Stored items from a collection:
========================================================================

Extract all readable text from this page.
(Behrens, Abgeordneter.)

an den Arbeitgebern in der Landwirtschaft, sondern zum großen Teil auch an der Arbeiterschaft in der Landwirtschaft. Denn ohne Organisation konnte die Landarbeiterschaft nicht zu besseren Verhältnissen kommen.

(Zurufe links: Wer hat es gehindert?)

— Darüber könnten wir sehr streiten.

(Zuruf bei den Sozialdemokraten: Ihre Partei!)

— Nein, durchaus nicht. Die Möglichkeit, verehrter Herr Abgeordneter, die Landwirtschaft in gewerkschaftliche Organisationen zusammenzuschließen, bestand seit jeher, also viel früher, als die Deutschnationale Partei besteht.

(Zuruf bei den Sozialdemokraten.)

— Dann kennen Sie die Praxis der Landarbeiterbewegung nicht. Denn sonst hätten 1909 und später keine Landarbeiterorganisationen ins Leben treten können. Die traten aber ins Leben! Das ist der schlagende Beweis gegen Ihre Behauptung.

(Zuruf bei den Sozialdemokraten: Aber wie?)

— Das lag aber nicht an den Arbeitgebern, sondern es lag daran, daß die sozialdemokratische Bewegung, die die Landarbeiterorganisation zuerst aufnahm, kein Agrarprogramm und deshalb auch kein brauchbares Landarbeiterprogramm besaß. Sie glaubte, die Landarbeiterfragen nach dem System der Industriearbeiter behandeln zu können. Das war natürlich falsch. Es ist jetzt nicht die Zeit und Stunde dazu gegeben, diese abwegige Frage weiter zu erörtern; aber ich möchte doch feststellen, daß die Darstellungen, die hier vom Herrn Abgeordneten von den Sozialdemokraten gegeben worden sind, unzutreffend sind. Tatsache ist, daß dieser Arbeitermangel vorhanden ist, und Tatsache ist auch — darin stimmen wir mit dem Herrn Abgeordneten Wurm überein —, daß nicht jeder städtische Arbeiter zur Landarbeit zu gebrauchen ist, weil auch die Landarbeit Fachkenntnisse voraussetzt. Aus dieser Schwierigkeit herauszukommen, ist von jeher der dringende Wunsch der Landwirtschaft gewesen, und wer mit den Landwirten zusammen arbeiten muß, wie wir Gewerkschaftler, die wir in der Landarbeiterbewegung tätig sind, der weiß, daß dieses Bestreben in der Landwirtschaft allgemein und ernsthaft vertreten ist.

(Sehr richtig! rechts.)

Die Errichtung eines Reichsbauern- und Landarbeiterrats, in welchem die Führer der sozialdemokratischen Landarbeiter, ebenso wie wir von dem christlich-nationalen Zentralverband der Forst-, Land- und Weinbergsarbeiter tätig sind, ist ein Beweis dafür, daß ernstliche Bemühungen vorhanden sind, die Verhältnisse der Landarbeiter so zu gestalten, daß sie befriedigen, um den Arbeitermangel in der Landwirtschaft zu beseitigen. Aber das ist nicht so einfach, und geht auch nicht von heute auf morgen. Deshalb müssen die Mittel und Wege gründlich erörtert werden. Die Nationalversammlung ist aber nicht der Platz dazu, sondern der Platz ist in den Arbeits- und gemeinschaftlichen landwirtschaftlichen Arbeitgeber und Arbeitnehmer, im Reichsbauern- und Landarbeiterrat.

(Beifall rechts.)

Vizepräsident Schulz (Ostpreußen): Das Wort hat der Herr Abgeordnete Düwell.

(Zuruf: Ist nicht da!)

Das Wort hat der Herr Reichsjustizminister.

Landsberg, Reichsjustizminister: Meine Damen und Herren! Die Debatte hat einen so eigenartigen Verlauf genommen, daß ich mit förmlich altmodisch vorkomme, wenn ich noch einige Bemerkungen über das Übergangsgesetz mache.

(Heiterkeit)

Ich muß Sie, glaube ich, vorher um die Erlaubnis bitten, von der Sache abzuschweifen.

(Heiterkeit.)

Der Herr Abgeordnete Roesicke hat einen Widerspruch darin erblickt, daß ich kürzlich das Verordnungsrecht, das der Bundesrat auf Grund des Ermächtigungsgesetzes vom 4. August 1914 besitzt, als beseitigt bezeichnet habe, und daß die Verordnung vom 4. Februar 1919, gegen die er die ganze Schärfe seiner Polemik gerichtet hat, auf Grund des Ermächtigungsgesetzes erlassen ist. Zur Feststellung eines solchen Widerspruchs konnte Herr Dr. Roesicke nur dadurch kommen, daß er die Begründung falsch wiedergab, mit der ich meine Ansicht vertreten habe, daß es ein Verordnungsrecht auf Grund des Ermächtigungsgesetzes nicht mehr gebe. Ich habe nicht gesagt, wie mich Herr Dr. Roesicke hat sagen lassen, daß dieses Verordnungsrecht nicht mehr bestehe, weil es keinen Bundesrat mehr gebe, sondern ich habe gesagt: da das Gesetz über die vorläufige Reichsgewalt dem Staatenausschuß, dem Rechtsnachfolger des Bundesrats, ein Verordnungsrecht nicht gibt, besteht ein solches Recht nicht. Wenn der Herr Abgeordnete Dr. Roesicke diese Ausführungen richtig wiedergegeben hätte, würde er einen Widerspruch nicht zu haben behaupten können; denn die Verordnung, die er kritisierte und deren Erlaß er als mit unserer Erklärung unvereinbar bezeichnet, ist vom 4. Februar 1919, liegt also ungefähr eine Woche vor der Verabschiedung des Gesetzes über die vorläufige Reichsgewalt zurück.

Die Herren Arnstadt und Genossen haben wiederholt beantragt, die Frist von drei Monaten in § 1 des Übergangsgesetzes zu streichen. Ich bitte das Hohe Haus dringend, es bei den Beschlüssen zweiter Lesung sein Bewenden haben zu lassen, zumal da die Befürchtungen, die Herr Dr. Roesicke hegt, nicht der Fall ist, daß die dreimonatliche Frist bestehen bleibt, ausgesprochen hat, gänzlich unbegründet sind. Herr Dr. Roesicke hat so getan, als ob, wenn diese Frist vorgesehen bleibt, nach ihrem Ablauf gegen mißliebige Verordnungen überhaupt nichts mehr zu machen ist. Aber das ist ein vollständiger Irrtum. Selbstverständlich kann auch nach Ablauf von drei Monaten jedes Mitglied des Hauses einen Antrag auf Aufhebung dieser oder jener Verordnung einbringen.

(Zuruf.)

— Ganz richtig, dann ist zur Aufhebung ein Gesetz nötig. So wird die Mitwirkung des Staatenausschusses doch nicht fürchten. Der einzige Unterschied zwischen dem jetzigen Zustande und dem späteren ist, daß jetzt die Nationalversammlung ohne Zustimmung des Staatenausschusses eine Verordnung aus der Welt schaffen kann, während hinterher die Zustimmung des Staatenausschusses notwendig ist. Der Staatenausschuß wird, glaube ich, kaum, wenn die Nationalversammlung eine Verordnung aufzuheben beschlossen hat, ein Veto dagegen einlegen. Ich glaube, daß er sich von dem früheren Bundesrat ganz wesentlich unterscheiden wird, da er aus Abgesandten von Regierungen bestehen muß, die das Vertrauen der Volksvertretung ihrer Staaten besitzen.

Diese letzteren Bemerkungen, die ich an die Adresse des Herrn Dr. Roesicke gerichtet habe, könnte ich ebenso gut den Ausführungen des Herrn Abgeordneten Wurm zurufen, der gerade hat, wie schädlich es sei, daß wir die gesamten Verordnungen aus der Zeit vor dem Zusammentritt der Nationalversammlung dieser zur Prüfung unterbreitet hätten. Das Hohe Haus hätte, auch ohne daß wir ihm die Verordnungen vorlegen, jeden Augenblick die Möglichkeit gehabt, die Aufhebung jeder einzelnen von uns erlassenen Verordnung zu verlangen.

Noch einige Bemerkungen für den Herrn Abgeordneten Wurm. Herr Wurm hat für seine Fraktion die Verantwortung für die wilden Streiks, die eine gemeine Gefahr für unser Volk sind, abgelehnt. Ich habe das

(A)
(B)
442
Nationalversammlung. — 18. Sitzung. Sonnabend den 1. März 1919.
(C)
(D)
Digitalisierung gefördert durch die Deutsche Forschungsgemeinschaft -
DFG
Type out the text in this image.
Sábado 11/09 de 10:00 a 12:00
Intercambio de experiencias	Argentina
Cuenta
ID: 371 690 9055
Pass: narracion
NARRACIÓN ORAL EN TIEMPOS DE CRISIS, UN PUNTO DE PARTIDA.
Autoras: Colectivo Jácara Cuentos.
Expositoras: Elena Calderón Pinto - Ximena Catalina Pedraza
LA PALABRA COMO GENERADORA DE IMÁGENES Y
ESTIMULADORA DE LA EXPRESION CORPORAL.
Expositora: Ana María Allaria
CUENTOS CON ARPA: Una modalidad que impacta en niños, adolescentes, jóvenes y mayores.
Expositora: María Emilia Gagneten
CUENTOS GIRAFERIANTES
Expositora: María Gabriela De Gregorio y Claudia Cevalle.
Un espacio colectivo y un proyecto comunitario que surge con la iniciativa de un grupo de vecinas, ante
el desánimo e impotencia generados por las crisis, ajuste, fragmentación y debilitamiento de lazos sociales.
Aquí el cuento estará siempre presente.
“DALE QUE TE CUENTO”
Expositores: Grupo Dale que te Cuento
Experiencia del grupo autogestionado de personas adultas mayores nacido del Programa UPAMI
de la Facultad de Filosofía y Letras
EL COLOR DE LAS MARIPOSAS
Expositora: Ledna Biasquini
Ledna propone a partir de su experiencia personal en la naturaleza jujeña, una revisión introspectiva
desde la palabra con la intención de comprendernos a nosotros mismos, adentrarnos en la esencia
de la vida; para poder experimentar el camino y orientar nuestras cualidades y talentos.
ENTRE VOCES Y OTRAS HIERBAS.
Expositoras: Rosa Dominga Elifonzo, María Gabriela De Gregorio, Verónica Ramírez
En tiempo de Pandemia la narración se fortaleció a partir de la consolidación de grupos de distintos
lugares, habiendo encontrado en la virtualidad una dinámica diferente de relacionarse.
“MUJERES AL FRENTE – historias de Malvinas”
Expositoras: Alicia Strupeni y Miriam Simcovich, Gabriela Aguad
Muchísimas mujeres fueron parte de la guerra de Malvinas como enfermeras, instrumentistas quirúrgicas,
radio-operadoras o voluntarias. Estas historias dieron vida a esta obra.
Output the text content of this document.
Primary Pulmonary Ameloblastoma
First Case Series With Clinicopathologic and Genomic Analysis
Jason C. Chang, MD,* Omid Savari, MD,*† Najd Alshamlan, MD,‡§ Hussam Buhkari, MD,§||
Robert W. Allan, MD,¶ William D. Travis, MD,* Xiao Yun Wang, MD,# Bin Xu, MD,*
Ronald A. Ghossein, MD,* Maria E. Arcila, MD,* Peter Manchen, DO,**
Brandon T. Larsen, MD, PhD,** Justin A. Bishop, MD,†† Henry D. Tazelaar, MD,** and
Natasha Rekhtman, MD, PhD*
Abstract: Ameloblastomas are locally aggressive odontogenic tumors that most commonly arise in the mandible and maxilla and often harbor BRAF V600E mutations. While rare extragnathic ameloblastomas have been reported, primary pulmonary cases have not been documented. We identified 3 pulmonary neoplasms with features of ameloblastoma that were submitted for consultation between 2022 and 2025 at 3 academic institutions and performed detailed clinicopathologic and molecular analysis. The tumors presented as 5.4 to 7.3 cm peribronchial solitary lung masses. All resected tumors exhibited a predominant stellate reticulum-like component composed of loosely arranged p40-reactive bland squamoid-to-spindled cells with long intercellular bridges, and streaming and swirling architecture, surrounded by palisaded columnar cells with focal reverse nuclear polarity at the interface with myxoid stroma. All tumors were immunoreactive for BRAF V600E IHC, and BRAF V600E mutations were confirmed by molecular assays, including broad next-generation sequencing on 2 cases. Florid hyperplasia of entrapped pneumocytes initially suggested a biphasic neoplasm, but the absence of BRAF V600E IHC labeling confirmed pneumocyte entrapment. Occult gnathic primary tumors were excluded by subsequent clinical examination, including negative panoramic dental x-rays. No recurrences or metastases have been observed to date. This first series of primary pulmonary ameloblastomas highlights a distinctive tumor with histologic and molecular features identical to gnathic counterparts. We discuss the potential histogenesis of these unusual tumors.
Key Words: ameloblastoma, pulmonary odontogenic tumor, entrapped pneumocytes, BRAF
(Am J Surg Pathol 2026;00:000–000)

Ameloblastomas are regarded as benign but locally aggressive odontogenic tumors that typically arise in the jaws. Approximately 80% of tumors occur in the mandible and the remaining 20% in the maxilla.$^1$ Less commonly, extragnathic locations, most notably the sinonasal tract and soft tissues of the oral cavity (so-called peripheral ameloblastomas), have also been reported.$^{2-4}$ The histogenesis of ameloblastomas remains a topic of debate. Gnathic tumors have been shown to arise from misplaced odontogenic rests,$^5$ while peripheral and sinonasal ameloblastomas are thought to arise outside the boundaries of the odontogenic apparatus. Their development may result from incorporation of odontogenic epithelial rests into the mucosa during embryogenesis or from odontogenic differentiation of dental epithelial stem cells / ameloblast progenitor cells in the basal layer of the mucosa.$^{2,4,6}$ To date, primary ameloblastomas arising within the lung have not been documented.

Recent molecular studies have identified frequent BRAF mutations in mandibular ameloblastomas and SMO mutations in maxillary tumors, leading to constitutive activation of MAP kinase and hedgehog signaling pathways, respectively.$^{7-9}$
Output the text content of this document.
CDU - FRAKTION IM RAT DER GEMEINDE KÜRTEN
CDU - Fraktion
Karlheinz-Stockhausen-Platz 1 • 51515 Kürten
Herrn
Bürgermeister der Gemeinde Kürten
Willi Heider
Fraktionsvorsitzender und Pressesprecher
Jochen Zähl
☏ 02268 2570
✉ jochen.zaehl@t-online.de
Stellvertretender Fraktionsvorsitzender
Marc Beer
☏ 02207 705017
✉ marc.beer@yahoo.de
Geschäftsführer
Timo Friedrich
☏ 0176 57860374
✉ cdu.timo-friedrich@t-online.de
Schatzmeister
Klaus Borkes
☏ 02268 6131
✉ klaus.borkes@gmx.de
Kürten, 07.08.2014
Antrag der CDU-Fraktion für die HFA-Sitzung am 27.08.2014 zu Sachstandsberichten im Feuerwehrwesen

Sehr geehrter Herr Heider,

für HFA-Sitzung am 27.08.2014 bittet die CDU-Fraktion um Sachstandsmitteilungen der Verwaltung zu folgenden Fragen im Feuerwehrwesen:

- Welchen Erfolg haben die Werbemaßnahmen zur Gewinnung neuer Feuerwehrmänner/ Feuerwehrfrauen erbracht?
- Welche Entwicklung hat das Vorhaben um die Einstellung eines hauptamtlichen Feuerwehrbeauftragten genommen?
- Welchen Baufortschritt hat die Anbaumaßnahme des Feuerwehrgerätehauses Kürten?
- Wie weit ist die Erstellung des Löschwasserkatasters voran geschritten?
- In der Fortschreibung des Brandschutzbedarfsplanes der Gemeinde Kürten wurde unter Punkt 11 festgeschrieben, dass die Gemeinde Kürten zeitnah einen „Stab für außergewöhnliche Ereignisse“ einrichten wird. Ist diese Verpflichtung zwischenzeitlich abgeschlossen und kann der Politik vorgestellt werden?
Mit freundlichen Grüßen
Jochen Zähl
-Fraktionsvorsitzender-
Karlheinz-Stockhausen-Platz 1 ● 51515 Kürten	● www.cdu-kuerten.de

========================================================================

Each line containing the word "Gabriela" needs to be copied from the data above.

Expositora: María Gabriela De Gregorio y Claudia Cevalle.
Expositoras: Rosa Dominga Elifonzo, María Gabriela De Gregorio, Verónica Ramírez
Expositoras: Alicia Strupeni y Miriam Simcovich, Gabriela Aguad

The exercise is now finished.